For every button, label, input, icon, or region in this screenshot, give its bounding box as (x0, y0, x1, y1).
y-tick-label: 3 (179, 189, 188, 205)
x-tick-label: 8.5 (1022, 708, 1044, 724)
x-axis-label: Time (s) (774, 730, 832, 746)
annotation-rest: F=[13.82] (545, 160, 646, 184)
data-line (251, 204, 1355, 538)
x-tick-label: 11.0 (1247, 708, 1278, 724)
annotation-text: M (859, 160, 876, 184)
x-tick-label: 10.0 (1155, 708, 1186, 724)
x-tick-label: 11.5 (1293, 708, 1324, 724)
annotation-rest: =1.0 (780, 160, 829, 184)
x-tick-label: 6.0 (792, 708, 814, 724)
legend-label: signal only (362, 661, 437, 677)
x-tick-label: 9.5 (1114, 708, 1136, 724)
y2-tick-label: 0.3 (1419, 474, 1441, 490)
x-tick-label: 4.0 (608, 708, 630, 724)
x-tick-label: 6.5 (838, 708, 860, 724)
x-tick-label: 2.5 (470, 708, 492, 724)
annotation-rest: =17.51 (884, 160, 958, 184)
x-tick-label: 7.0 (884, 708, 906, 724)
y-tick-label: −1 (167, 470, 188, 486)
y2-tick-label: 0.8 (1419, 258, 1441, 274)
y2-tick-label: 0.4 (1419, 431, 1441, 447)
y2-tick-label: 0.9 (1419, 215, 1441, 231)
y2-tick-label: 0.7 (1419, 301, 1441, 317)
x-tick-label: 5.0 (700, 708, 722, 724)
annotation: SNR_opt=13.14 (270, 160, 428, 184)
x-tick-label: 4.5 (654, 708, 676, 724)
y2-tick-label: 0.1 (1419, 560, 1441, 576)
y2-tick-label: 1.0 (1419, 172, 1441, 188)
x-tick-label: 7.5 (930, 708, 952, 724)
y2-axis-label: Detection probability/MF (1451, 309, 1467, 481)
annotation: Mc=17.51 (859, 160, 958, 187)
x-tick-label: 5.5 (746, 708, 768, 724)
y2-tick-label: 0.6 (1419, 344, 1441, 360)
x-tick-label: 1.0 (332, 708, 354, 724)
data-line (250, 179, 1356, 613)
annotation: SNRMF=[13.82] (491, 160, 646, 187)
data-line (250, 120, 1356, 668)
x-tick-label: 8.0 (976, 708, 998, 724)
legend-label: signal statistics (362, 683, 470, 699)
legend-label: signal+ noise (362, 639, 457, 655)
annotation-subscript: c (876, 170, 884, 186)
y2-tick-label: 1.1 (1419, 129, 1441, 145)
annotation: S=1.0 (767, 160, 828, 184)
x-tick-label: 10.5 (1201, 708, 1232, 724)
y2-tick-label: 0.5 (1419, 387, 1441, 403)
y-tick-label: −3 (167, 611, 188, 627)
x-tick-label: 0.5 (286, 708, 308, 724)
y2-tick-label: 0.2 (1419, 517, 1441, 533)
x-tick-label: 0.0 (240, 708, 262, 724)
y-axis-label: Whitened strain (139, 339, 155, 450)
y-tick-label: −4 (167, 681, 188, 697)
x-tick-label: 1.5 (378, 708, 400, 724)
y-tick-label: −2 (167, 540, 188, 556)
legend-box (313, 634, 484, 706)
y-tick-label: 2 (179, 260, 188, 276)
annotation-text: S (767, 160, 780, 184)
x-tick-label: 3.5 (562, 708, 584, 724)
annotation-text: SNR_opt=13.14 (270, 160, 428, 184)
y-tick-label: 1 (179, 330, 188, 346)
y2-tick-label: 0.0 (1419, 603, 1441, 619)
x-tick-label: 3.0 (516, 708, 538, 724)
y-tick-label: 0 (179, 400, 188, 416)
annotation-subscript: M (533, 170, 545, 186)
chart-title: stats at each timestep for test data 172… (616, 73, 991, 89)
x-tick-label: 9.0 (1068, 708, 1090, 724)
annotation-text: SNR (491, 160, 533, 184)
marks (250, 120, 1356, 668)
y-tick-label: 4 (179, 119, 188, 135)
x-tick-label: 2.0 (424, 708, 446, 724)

------------------------------------------------

**Given problem:**
Copy the data above line for line, keeping every character unchanged.

**Worked solution:**
For every button, label, input, icon, or region in this screenshot, give its bounding box as (x0, y0, x1, y1).
y-tick-label: 3 (179, 189, 188, 205)
x-tick-label: 8.5 (1022, 708, 1044, 724)
x-axis-label: Time (s) (774, 730, 832, 746)
annotation-rest: F=[13.82] (545, 160, 646, 184)
data-line (251, 204, 1355, 538)
x-tick-label: 11.0 (1247, 708, 1278, 724)
annotation-text: M (859, 160, 876, 184)
x-tick-label: 10.0 (1155, 708, 1186, 724)
x-tick-label: 11.5 (1293, 708, 1324, 724)
annotation-rest: =1.0 (780, 160, 829, 184)
x-tick-label: 6.0 (792, 708, 814, 724)
legend-label: signal only (362, 661, 437, 677)
x-tick-label: 9.5 (1114, 708, 1136, 724)
y2-tick-label: 0.3 (1419, 474, 1441, 490)
x-tick-label: 4.0 (608, 708, 630, 724)
x-tick-label: 6.5 (838, 708, 860, 724)
x-tick-label: 2.5 (470, 708, 492, 724)
annotation-rest: =17.51 (884, 160, 958, 184)
x-tick-label: 7.0 (884, 708, 906, 724)
y-tick-label: −1 (167, 470, 188, 486)
y2-tick-label: 0.8 (1419, 258, 1441, 274)
y2-tick-label: 0.4 (1419, 431, 1441, 447)
y2-tick-label: 0.9 (1419, 215, 1441, 231)
y2-tick-label: 0.7 (1419, 301, 1441, 317)
x-tick-label: 5.0 (700, 708, 722, 724)
annotation: SNR_opt=13.14 (270, 160, 428, 184)
x-tick-label: 4.5 (654, 708, 676, 724)
y2-tick-label: 0.1 (1419, 560, 1441, 576)
y2-tick-label: 1.0 (1419, 172, 1441, 188)
x-tick-label: 7.5 (930, 708, 952, 724)
y2-axis-label: Detection probability/MF (1451, 309, 1467, 481)
annotation: Mc=17.51 (859, 160, 958, 187)
x-tick-label: 5.5 (746, 708, 768, 724)
y2-tick-label: 0.6 (1419, 344, 1441, 360)
x-tick-label: 1.0 (332, 708, 354, 724)
data-line (250, 179, 1356, 613)
annotation: SNRMF=[13.82] (491, 160, 646, 187)
data-line (250, 120, 1356, 668)
x-tick-label: 8.0 (976, 708, 998, 724)
legend-label: signal statistics (362, 683, 470, 699)
legend-label: signal+ noise (362, 639, 457, 655)
annotation-subscript: c (876, 170, 884, 186)
y2-tick-label: 1.1 (1419, 129, 1441, 145)
annotation: S=1.0 (767, 160, 828, 184)
x-tick-label: 10.5 (1201, 708, 1232, 724)
y2-tick-label: 0.5 (1419, 387, 1441, 403)
y-tick-label: −3 (167, 611, 188, 627)
x-tick-label: 0.5 (286, 708, 308, 724)
y2-tick-label: 0.2 (1419, 517, 1441, 533)
x-tick-label: 0.0 (240, 708, 262, 724)
y-axis-label: Whitened strain (139, 339, 155, 450)
y-tick-label: −4 (167, 681, 188, 697)
x-tick-label: 1.5 (378, 708, 400, 724)
y-tick-label: −2 (167, 540, 188, 556)
legend-box (313, 634, 484, 706)
y-tick-label: 2 (179, 260, 188, 276)
annotation-text: S (767, 160, 780, 184)
x-tick-label: 3.5 (562, 708, 584, 724)
annotation-text: SNR_opt=13.14 (270, 160, 428, 184)
y-tick-label: 1 (179, 330, 188, 346)
y2-tick-label: 0.0 (1419, 603, 1441, 619)
x-tick-label: 3.0 (516, 708, 538, 724)
y-tick-label: 0 (179, 400, 188, 416)
annotation-subscript: M (533, 170, 545, 186)
chart-title: stats at each timestep for test data 172… (616, 73, 991, 89)
x-tick-label: 9.0 (1068, 708, 1090, 724)
annotation-text: SNR (491, 160, 533, 184)
marks (250, 120, 1356, 668)
y-tick-label: 4 (179, 119, 188, 135)
x-tick-label: 2.0 (424, 708, 446, 724)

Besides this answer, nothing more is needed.